• _Task brief_
For this exercise, transcribe all the entries exactly as given and omit the images.

'''

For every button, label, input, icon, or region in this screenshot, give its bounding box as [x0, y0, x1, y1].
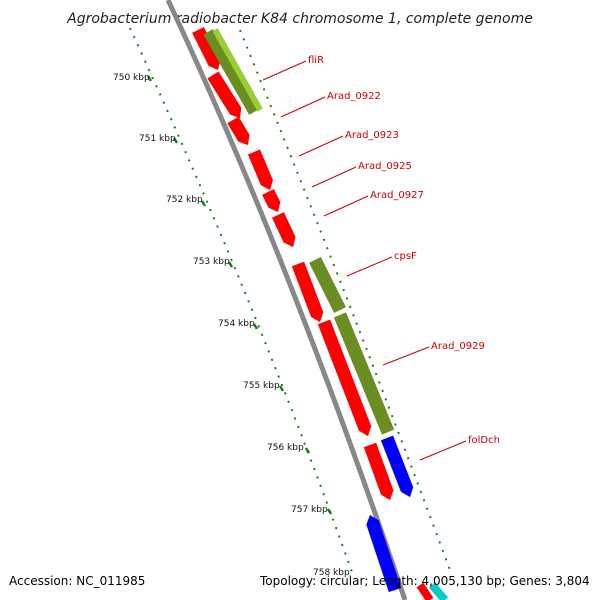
gene-feature [333, 312, 395, 435]
gene-label: Arad_0922 [327, 91, 381, 102]
ruler-tick [252, 323, 259, 330]
ruler-tick [326, 508, 333, 515]
ruler-label: 750 kbp [113, 73, 150, 83]
gene-feature [366, 514, 402, 593]
ruler-ticks [146, 75, 333, 515]
ruler-labels: 750 kbp 751 kbp 752 kbp 753 kbp 754 kbp 755 k… [113, 73, 350, 578]
gene-leader-line [262, 60, 307, 81]
accession-text: Accession: NC_011985 [9, 574, 146, 588]
gene-label: Arad_0927 [370, 190, 424, 201]
ruler-label: 757 kbp [291, 505, 328, 515]
ruler-label: 752 kbp [166, 195, 203, 205]
gene-leader-line [311, 166, 357, 188]
gene-leader-line [280, 96, 326, 118]
genome-summary-text: Topology: circular; Length: 4,005,130 bp… [260, 574, 590, 588]
gene-feature [247, 149, 274, 191]
gene-label: Arad_0929 [431, 341, 485, 352]
gene-label: Arad_0923 [345, 130, 399, 141]
gene-leader-line [346, 256, 393, 277]
ruler-tick [304, 447, 311, 454]
outer-dotted-arc [239, 29, 451, 571]
ruler-tick [278, 385, 285, 392]
gene-leader-line [382, 346, 430, 366]
ruler-label: 756 kbp [267, 443, 304, 453]
gene-feature [191, 26, 221, 71]
ruler-label: 755 kbp [243, 381, 280, 391]
gene-label: fliR [308, 55, 324, 66]
ruler-tick [200, 200, 207, 207]
gene-label: folDch [468, 435, 500, 446]
gene-feature [416, 582, 434, 600]
gene-leader-line [323, 195, 369, 217]
gene-leader-line [298, 135, 344, 157]
gene-labels: fliR Arad_0922 Arad_0923 Arad_0925 Arad_0927… [308, 55, 500, 446]
backbone-arc [165, 0, 408, 600]
gene-feature [271, 211, 296, 248]
ruler-label: 758 kbp [313, 568, 350, 578]
gene-feature [261, 188, 281, 213]
map-title: Agrobacterium radiobacter K84 chromosome… [66, 11, 533, 27]
ruler-label: 754 kbp [218, 319, 255, 329]
ruler-label: 751 kbp [139, 134, 176, 144]
gene-leader-line [419, 440, 467, 461]
ruler-tick [227, 261, 234, 268]
gene-feature [212, 28, 263, 112]
gene-label: cpsF [394, 251, 417, 262]
ruler-tick [146, 75, 153, 82]
ruler-tick [172, 137, 179, 144]
gene-features [191, 26, 449, 600]
gene-feature [227, 116, 250, 146]
gene-feature [380, 435, 414, 498]
gene-feature [363, 442, 394, 501]
gene-label: Arad_0925 [358, 161, 412, 172]
gene-feature [207, 71, 242, 119]
ruler-label: 753 kbp [193, 257, 230, 267]
gene-feature [291, 261, 324, 323]
gene-leaders [262, 60, 467, 461]
gene-feature [308, 256, 347, 314]
gene-feature [317, 319, 372, 437]
gene-feature [428, 582, 449, 600]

'''

• _Answer to this task_
For every button, label, input, icon, or region in this screenshot, give its bounding box as [x0, y0, x1, y1].
gene-feature [333, 312, 395, 435]
gene-label: Arad_0922 [327, 91, 381, 102]
ruler-tick [252, 323, 259, 330]
ruler-tick [326, 508, 333, 515]
ruler-label: 750 kbp [113, 73, 150, 83]
gene-feature [366, 514, 402, 593]
ruler-ticks [146, 75, 333, 515]
ruler-labels: 750 kbp 751 kbp 752 kbp 753 kbp 754 kbp 755 k… [113, 73, 350, 578]
gene-leader-line [262, 60, 307, 81]
accession-text: Accession: NC_011985 [9, 574, 146, 588]
gene-label: Arad_0927 [370, 190, 424, 201]
ruler-label: 757 kbp [291, 505, 328, 515]
ruler-label: 752 kbp [166, 195, 203, 205]
gene-leader-line [311, 166, 357, 188]
gene-leader-line [280, 96, 326, 118]
genome-summary-text: Topology: circular; Length: 4,005,130 bp… [260, 574, 590, 588]
gene-feature [247, 149, 274, 191]
gene-label: Arad_0929 [431, 341, 485, 352]
gene-label: Arad_0923 [345, 130, 399, 141]
gene-leader-line [346, 256, 393, 277]
ruler-tick [304, 447, 311, 454]
outer-dotted-arc [239, 29, 451, 571]
ruler-tick [278, 385, 285, 392]
gene-leader-line [382, 346, 430, 366]
ruler-label: 756 kbp [267, 443, 304, 453]
gene-feature [191, 26, 221, 71]
ruler-label: 755 kbp [243, 381, 280, 391]
gene-label: fliR [308, 55, 324, 66]
ruler-tick [200, 200, 207, 207]
gene-label: folDch [468, 435, 500, 446]
gene-feature [416, 582, 434, 600]
gene-leader-line [323, 195, 369, 217]
gene-leader-line [298, 135, 344, 157]
gene-labels: fliR Arad_0922 Arad_0923 Arad_0925 Arad_0927… [308, 55, 500, 446]
backbone-arc [165, 0, 408, 600]
gene-feature [271, 211, 296, 248]
ruler-label: 758 kbp [313, 568, 350, 578]
gene-feature [261, 188, 281, 213]
map-title: Agrobacterium radiobacter K84 chromosome… [66, 11, 533, 27]
ruler-label: 754 kbp [218, 319, 255, 329]
ruler-label: 751 kbp [139, 134, 176, 144]
gene-leader-line [419, 440, 467, 461]
ruler-tick [227, 261, 234, 268]
gene-feature [212, 28, 263, 112]
gene-label: cpsF [394, 251, 417, 262]
ruler-tick [146, 75, 153, 82]
ruler-tick [172, 137, 179, 144]
gene-features [191, 26, 449, 600]
gene-feature [227, 116, 250, 146]
gene-feature [380, 435, 414, 498]
gene-feature [363, 442, 394, 501]
gene-label: Arad_0925 [358, 161, 412, 172]
gene-feature [207, 71, 242, 119]
ruler-label: 753 kbp [193, 257, 230, 267]
gene-feature [291, 261, 324, 323]
gene-leaders [262, 60, 467, 461]
gene-feature [308, 256, 347, 314]
gene-feature [317, 319, 372, 437]
gene-feature [428, 582, 449, 600]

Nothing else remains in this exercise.